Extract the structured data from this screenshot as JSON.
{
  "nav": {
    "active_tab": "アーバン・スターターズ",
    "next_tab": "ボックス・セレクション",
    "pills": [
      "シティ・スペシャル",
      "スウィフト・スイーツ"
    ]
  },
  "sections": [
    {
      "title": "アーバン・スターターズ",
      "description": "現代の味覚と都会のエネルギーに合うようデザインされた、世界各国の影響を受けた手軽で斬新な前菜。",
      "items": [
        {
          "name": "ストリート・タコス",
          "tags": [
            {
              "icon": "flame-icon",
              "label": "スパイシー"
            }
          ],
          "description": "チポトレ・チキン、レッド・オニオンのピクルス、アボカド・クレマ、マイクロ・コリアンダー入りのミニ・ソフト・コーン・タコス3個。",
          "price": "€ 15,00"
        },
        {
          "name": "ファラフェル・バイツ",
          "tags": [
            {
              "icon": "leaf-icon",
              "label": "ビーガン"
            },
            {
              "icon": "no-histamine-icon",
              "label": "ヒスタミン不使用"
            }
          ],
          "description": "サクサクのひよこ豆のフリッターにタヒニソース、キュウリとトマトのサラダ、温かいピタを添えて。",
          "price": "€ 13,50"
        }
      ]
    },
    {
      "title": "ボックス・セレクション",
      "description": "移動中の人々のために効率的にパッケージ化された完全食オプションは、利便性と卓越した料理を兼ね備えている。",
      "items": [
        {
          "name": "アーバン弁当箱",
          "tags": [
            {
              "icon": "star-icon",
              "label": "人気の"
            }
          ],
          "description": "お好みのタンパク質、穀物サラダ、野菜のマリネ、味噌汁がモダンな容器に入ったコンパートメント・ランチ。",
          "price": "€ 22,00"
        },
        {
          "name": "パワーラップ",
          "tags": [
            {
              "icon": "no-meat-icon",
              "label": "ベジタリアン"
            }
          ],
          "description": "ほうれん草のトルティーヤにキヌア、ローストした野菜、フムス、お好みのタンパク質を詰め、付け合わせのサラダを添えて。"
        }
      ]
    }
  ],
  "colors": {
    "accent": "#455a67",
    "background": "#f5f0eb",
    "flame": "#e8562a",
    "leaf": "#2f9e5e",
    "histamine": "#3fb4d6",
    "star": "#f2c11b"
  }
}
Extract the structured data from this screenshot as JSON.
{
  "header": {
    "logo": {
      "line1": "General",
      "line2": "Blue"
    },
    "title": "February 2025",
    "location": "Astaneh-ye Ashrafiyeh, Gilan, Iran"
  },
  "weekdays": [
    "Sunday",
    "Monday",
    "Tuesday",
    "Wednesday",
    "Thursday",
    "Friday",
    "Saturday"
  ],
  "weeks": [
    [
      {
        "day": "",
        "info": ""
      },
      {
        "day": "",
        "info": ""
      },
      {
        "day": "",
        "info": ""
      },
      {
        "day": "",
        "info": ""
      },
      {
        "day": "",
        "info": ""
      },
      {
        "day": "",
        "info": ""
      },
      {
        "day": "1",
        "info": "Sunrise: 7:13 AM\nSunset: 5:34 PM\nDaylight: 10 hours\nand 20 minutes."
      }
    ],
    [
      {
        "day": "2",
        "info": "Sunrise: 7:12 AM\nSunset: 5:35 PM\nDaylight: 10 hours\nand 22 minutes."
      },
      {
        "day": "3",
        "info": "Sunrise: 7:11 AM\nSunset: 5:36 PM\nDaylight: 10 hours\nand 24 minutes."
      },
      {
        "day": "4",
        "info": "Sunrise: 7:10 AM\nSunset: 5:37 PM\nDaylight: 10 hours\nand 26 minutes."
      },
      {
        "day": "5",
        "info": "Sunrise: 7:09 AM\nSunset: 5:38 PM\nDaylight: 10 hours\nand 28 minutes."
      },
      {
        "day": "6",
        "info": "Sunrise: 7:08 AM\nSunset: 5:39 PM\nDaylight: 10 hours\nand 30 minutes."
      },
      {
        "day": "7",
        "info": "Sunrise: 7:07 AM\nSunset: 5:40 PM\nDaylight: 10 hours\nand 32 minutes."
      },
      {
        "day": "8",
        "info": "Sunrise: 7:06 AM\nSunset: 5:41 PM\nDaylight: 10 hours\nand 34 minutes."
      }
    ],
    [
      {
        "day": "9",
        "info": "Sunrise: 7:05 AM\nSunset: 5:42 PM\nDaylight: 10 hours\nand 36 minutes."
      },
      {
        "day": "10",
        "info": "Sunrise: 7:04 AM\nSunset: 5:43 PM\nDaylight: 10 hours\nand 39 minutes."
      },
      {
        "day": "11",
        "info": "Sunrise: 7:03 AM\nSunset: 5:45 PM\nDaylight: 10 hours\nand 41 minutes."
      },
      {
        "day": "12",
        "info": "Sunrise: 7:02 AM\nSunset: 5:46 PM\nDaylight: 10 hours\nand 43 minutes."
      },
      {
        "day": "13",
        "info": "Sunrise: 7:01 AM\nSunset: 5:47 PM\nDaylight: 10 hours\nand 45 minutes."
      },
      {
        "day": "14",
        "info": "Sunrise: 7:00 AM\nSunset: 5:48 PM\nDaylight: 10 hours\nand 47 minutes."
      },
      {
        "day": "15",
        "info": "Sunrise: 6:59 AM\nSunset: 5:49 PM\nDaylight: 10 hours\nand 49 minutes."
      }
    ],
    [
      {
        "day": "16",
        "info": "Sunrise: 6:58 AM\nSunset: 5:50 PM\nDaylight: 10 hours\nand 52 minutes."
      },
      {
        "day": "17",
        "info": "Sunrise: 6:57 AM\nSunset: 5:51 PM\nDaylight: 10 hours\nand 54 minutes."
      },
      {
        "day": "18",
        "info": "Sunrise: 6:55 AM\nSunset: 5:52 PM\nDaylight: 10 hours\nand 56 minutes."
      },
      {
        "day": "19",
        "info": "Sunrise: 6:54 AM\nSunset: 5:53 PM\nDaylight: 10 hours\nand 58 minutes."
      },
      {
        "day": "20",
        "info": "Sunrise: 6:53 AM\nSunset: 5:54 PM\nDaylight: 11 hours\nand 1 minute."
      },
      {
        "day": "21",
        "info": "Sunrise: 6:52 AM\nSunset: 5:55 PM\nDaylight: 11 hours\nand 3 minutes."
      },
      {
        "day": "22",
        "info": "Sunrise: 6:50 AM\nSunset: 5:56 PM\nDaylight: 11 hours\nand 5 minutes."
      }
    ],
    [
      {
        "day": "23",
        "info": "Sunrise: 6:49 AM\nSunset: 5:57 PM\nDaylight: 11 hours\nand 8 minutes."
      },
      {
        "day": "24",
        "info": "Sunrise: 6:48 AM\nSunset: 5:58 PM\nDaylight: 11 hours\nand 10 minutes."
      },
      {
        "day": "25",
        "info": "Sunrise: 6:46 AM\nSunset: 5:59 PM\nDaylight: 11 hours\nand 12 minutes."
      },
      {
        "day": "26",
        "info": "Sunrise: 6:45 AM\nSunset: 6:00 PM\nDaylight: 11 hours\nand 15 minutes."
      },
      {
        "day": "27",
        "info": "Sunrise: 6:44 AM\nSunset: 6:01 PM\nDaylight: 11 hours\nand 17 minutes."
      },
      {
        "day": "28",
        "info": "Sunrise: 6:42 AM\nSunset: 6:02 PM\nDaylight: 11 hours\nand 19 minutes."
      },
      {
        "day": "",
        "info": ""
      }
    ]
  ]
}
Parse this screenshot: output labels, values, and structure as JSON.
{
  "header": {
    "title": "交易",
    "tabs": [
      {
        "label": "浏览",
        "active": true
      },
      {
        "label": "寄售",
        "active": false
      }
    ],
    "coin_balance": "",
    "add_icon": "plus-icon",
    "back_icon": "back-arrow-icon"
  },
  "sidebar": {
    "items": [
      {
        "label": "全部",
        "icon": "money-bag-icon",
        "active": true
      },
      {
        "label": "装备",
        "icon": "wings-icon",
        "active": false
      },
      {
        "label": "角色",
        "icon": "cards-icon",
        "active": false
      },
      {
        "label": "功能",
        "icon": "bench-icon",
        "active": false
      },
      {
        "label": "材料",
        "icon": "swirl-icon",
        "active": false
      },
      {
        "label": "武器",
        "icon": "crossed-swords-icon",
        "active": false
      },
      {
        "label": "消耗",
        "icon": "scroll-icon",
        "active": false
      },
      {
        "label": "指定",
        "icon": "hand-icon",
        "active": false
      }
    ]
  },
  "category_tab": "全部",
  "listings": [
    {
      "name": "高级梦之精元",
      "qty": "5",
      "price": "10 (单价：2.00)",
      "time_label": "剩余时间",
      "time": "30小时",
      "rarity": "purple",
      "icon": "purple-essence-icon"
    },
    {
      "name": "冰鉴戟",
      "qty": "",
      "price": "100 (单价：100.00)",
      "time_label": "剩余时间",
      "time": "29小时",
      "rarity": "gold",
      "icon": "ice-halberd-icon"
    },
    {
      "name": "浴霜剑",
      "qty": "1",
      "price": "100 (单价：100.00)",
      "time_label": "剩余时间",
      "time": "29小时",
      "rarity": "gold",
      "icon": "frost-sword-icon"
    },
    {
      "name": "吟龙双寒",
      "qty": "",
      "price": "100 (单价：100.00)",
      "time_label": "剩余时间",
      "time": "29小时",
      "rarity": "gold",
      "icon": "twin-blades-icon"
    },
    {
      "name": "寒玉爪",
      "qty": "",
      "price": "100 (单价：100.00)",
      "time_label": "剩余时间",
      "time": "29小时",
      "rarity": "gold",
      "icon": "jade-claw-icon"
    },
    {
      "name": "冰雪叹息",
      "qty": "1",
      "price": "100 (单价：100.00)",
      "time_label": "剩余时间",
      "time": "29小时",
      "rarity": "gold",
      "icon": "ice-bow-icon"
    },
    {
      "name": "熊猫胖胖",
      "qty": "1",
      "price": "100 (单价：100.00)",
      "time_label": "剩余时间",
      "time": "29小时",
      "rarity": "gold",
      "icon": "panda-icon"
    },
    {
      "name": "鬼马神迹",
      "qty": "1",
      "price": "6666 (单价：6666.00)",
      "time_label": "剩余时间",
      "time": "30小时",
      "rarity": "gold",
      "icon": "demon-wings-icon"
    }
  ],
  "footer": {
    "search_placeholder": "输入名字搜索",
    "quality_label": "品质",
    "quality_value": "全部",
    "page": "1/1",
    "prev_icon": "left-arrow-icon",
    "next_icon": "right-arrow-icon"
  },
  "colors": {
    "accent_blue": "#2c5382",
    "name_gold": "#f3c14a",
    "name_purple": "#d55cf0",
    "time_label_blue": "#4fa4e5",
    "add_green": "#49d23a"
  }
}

___

WRITTEN TASK:
Copy out every line that includes the word "セレクション".

RIGHT ANSWER:
    "next_tab": "ボックス・セレクション",
      "title": "ボックス・セレクション",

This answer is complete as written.